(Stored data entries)
##############################

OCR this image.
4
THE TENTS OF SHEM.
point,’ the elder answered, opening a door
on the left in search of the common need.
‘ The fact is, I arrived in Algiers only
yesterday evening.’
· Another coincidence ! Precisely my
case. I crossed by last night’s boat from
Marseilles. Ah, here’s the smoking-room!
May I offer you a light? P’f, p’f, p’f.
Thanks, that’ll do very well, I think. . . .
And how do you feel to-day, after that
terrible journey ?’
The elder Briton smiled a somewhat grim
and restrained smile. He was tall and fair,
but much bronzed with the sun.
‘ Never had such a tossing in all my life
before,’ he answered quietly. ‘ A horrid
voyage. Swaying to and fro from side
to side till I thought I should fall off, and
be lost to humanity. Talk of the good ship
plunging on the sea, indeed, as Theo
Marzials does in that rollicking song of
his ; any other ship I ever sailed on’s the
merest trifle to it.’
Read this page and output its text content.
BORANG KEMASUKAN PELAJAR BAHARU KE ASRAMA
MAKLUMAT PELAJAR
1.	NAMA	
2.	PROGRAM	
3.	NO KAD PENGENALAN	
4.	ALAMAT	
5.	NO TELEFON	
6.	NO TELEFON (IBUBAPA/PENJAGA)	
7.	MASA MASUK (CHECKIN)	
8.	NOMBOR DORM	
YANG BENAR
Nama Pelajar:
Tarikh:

##############################

SET PROBLEM
Once more, set down the full listing, verbatim.

EXERCISE OUTPUT
OCR this image.
4
THE TENTS OF SHEM.
point,’ the elder answered, opening a door
on the left in search of the common need.
‘ The fact is, I arrived in Algiers only
yesterday evening.’
· Another coincidence ! Precisely my
case. I crossed by last night’s boat from
Marseilles. Ah, here’s the smoking-room!
May I offer you a light? P’f, p’f, p’f.
Thanks, that’ll do very well, I think. . . .
And how do you feel to-day, after that
terrible journey ?’
The elder Briton smiled a somewhat grim
and restrained smile. He was tall and fair,
but much bronzed with the sun.
‘ Never had such a tossing in all my life
before,’ he answered quietly. ‘ A horrid
voyage. Swaying to and fro from side
to side till I thought I should fall off, and
be lost to humanity. Talk of the good ship
plunging on the sea, indeed, as Theo
Marzials does in that rollicking song of
his ; any other ship I ever sailed on’s the
merest trifle to it.’
Read this page and output its text content.
BORANG KEMASUKAN PELAJAR BAHARU KE ASRAMA
MAKLUMAT PELAJAR
1.	NAMA	
2.	PROGRAM	
3.	NO KAD PENGENALAN	
4.	ALAMAT	
5.	NO TELEFON	
6.	NO TELEFON (IBUBAPA/PENJAGA)	
7.	MASA MASUK (CHECKIN)	
8.	NOMBOR DORM	
YANG BENAR
Nama Pelajar:
Tarikh:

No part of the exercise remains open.